» **DIRECTION**: Nothing in the data should change when you return it, but leave the pictures out.

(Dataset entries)
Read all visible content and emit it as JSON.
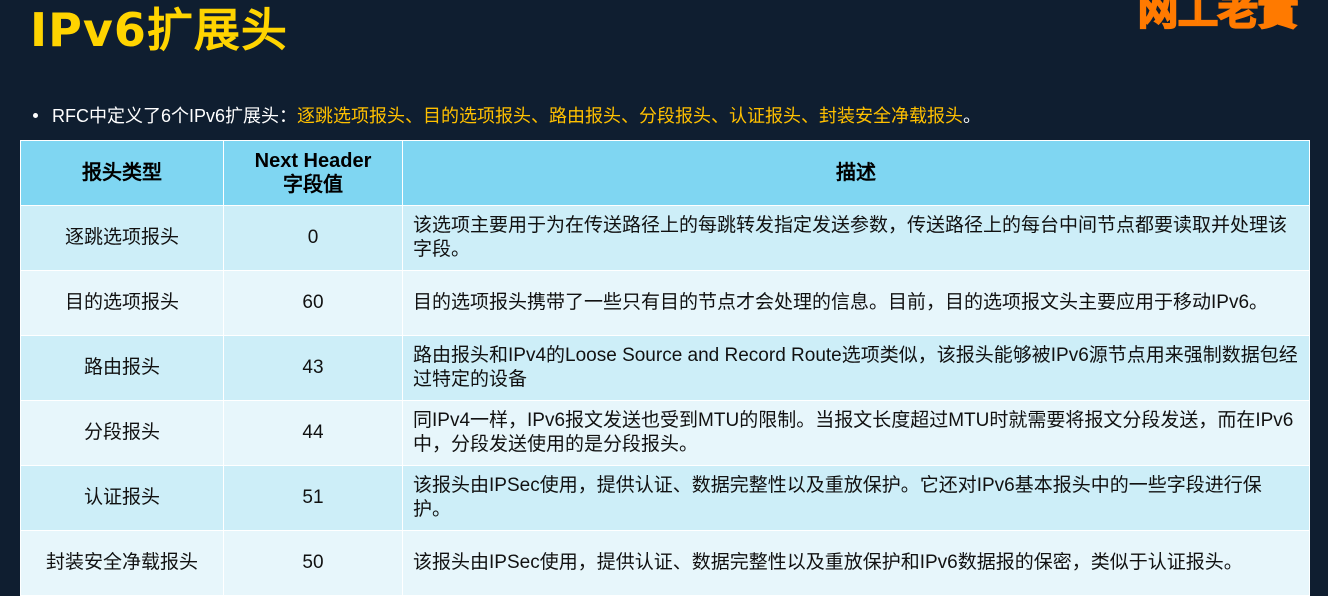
{
  "title": "IPv6扩展头",
  "corner_logo": "网工老實",
  "bullet": {
    "prefix": "RFC中定义了6个IPv6扩展头：",
    "highlight": "逐跳选项报头、目的选项报头、路由报头、分段报头、认证报头、封装安全净载报头",
    "suffix": "。"
  },
  "table": {
    "headers": {
      "type": "报头类型",
      "next_header_line1": "Next Header",
      "next_header_line2": "字段值",
      "desc": "描述"
    },
    "rows": [
      {
        "type": "逐跳选项报头",
        "value": "0",
        "desc": "该选项主要用于为在传送路径上的每跳转发指定发送参数，传送路径上的每台中间节点都要读取并处理该字段。"
      },
      {
        "type": "目的选项报头",
        "value": "60",
        "desc": "目的选项报头携带了一些只有目的节点才会处理的信息。目前，目的选项报文头主要应用于移动IPv6。"
      },
      {
        "type": "路由报头",
        "value": "43",
        "desc": "路由报头和IPv4的Loose Source and Record Route选项类似，该报头能够被IPv6源节点用来强制数据包经过特定的设备"
      },
      {
        "type": "分段报头",
        "value": "44",
        "desc": "同IPv4一样，IPv6报文发送也受到MTU的限制。当报文长度超过MTU时就需要将报文分段发送，而在IPv6中，分段发送使用的是分段报头。"
      },
      {
        "type": "认证报头",
        "value": "51",
        "desc": "该报头由IPSec使用，提供认证、数据完整性以及重放保护。它还对IPv6基本报头中的一些字段进行保护。"
      },
      {
        "type": "封装安全净载报头",
        "value": "50",
        "desc": "该报头由IPSec使用，提供认证、数据完整性以及重放保护和IPv6数据报的保密，类似于认证报头。"
      }
    ]
  },
  "colors": {
    "background": "#0f1e30",
    "title": "#ffd400",
    "highlight": "#ffc000",
    "header_bg": "#7fd6f2",
    "row_odd_bg": "#cdeef8",
    "row_even_bg": "#e7f6fb"
  }
}
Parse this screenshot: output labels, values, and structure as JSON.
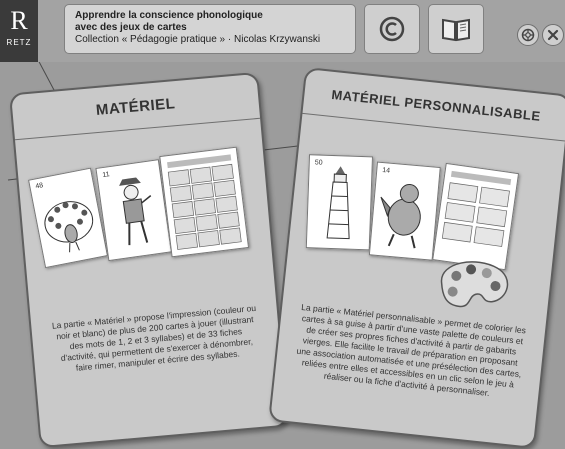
{
  "header": {
    "title_line1": "Apprendre la conscience phonologique",
    "title_line2": "avec des jeux de cartes",
    "collection": "Collection « Pédagogie pratique » · Nicolas Krzywanski",
    "logo_letter": "R",
    "logo_text": "RETZ"
  },
  "cards": {
    "materiel": {
      "title": "MATÉRIEL",
      "card1_number": "48",
      "card2_number": "11",
      "description": "La partie « Matériel » propose l'impression (couleur ou noir et blanc) de plus de 200 cartes à jouer (illustrant des mots de 1, 2 et 3 syllabes) et de 33 fiches d'activité, qui permettent de s'exercer à dénombrer, faire rimer, manipuler et écrire des syllabes."
    },
    "personnalisable": {
      "title": "MATÉRIEL PERSONNALISABLE",
      "card1_number": "50",
      "card2_number": "14",
      "description": "La partie « Matériel personnalisable » permet de colorier les cartes à sa guise à partir d'une vaste palette de couleurs et de créer ses propres fiches d'activité à partir de gabarits vierges. Elle facilite le travail de préparation en proposant une association automatisée et une présélection des cartes, reliées entre elles et accessibles en un clic selon le jeu à réaliser ou la fiche d'activité à personnaliser."
    }
  },
  "icons": {
    "copyright": "copyright-icon",
    "book": "book-icon",
    "help": "help-icon",
    "close": "close-icon"
  },
  "colors": {
    "background": "#9c9c9c",
    "card": "#c9c9c9",
    "logo": "#3a3a3a"
  }
}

» **EXERCISE RESULT**:
Read all visible content and emit it as JSON.
{
  "title": "IPv6扩展头",
  "corner_logo": "网工老實",
  "bullet": {
    "prefix": "RFC中定义了6个IPv6扩展头：",
    "highlight": "逐跳选项报头、目的选项报头、路由报头、分段报头、认证报头、封装安全净载报头",
    "suffix": "。"
  },
  "table": {
    "headers": {
      "type": "报头类型",
      "next_header_line1": "Next Header",
      "next_header_line2": "字段值",
      "desc": "描述"
    },
    "rows": [
      {
        "type": "逐跳选项报头",
        "value": "0",
        "desc": "该选项主要用于为在传送路径上的每跳转发指定发送参数，传送路径上的每台中间节点都要读取并处理该字段。"
      },
      {
        "type": "目的选项报头",
        "value": "60",
        "desc": "目的选项报头携带了一些只有目的节点才会处理的信息。目前，目的选项报文头主要应用于移动IPv6。"
      },
      {
        "type": "路由报头",
        "value": "43",
        "desc": "路由报头和IPv4的Loose Source and Record Route选项类似，该报头能够被IPv6源节点用来强制数据包经过特定的设备"
      },
      {
        "type": "分段报头",
        "value": "44",
        "desc": "同IPv4一样，IPv6报文发送也受到MTU的限制。当报文长度超过MTU时就需要将报文分段发送，而在IPv6中，分段发送使用的是分段报头。"
      },
      {
        "type": "认证报头",
        "value": "51",
        "desc": "该报头由IPSec使用，提供认证、数据完整性以及重放保护。它还对IPv6基本报头中的一些字段进行保护。"
      },
      {
        "type": "封装安全净载报头",
        "value": "50",
        "desc": "该报头由IPSec使用，提供认证、数据完整性以及重放保护和IPv6数据报的保密，类似于认证报头。"
      }
    ]
  },
  "colors": {
    "background": "#0f1e30",
    "title": "#ffd400",
    "highlight": "#ffc000",
    "header_bg": "#7fd6f2",
    "row_odd_bg": "#cdeef8",
    "row_even_bg": "#e7f6fb"
  }
}
Parse this screenshot: output labels, values, and structure as JSON.
{
  "header": {
    "title_line1": "Apprendre la conscience phonologique",
    "title_line2": "avec des jeux de cartes",
    "collection": "Collection « Pédagogie pratique » · Nicolas Krzywanski",
    "logo_letter": "R",
    "logo_text": "RETZ"
  },
  "cards": {
    "materiel": {
      "title": "MATÉRIEL",
      "card1_number": "48",
      "card2_number": "11",
      "description": "La partie « Matériel » propose l'impression (couleur ou noir et blanc) de plus de 200 cartes à jouer (illustrant des mots de 1, 2 et 3 syllabes) et de 33 fiches d'activité, qui permettent de s'exercer à dénombrer, faire rimer, manipuler et écrire des syllabes."
    },
    "personnalisable": {
      "title": "MATÉRIEL PERSONNALISABLE",
      "card1_number": "50",
      "card2_number": "14",
      "description": "La partie « Matériel personnalisable » permet de colorier les cartes à sa guise à partir d'une vaste palette de couleurs et de créer ses propres fiches d'activité à partir de gabarits vierges. Elle facilite le travail de préparation en proposant une association automatisée et une présélection des cartes, reliées entre elles et accessibles en un clic selon le jeu à réaliser ou la fiche d'activité à personnaliser."
    }
  },
  "icons": {
    "copyright": "copyright-icon",
    "book": "book-icon",
    "help": "help-icon",
    "close": "close-icon"
  },
  "colors": {
    "background": "#9c9c9c",
    "card": "#c9c9c9",
    "logo": "#3a3a3a"
  }
}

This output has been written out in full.